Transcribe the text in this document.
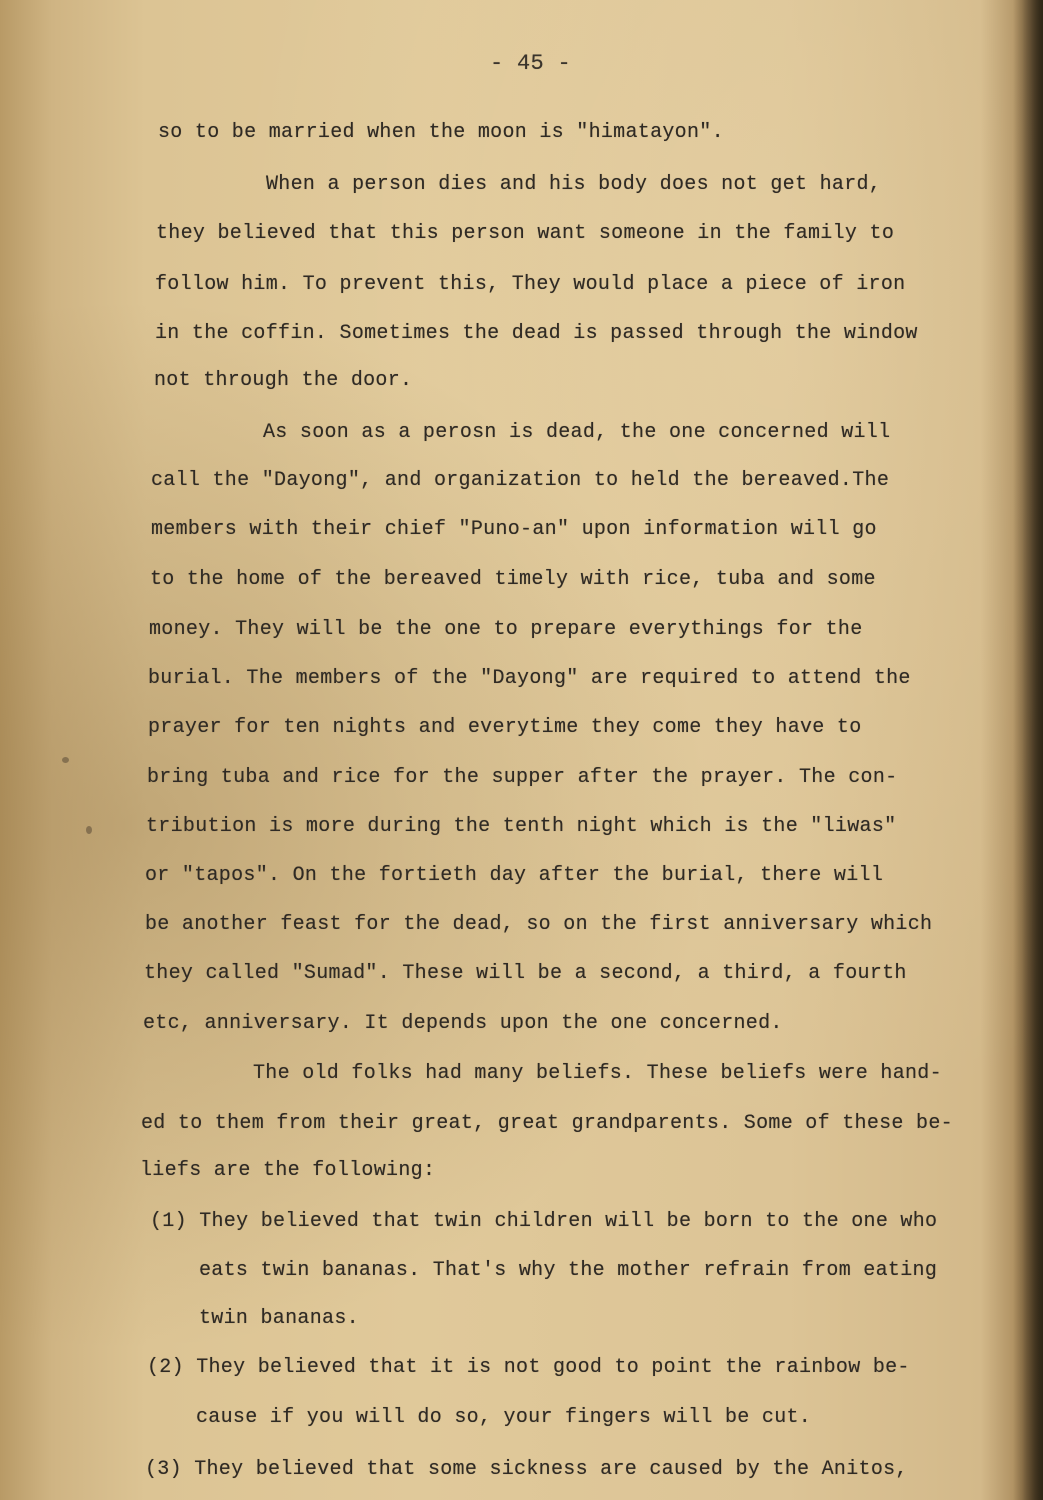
- 45 -

so to be married when the moon is "himatayon".

When a person dies and his body does not get hard,

they believed that this person want someone in the family to

follow him. To prevent this, They would place a piece of iron

in the coffin. Sometimes the dead is passed through the window

not through the door.

As soon as a perosn is dead, the one concerned will

call the "Dayong", and organization to held the bereaved.The

members with their chief "Puno-an" upon information will go

to the home of the bereaved timely with rice, tuba and some

money. They will be the one to prepare everythings for the

burial. The members of the "Dayong" are required to attend the

prayer for ten nights and everytime they come they have to

bring tuba and rice for the supper after the prayer. The con-

tribution is more during the tenth night which is the "liwas"

or "tapos". On the fortieth day after the burial, there will

be another feast for the dead, so on the first anniversary which

they called "Sumad". These will be a second, a third, a fourth

etc, anniversary. It depends upon the one concerned.

The old folks had many beliefs. These beliefs were hand-

ed to them from their great, great grandparents. Some of these be-

liefs are the following:

(1) They believed that twin children will be born to the one who

eats twin bananas. That's why the mother refrain from eating

twin bananas.

(2) They believed that it is not good to point the rainbow be-

cause if you will do so, your fingers will be cut.

(3) They believed that some sickness are caused by the Anitos,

#### [TO DO]
Leave the pictures out and print the records above exactly as they stand.

#### [EXERCISE RESPONSE]
Transcribe the text in this document.
- 45 -

so to be married when the moon is "himatayon".

When a person dies and his body does not get hard,

they believed that this person want someone in the family to

follow him. To prevent this, They would place a piece of iron

in the coffin. Sometimes the dead is passed through the window

not through the door.

As soon as a perosn is dead, the one concerned will

call the "Dayong", and organization to held the bereaved.The

members with their chief "Puno-an" upon information will go

to the home of the bereaved timely with rice, tuba and some

money. They will be the one to prepare everythings for the

burial. The members of the "Dayong" are required to attend the

prayer for ten nights and everytime they come they have to

bring tuba and rice for the supper after the prayer. The con-

tribution is more during the tenth night which is the "liwas"

or "tapos". On the fortieth day after the burial, there will

be another feast for the dead, so on the first anniversary which

they called "Sumad". These will be a second, a third, a fourth

etc, anniversary. It depends upon the one concerned.

The old folks had many beliefs. These beliefs were hand-

ed to them from their great, great grandparents. Some of these be-

liefs are the following:

(1) They believed that twin children will be born to the one who

eats twin bananas. That's why the mother refrain from eating

twin bananas.

(2) They believed that it is not good to point the rainbow be-

cause if you will do so, your fingers will be cut.

(3) They believed that some sickness are caused by the Anitos,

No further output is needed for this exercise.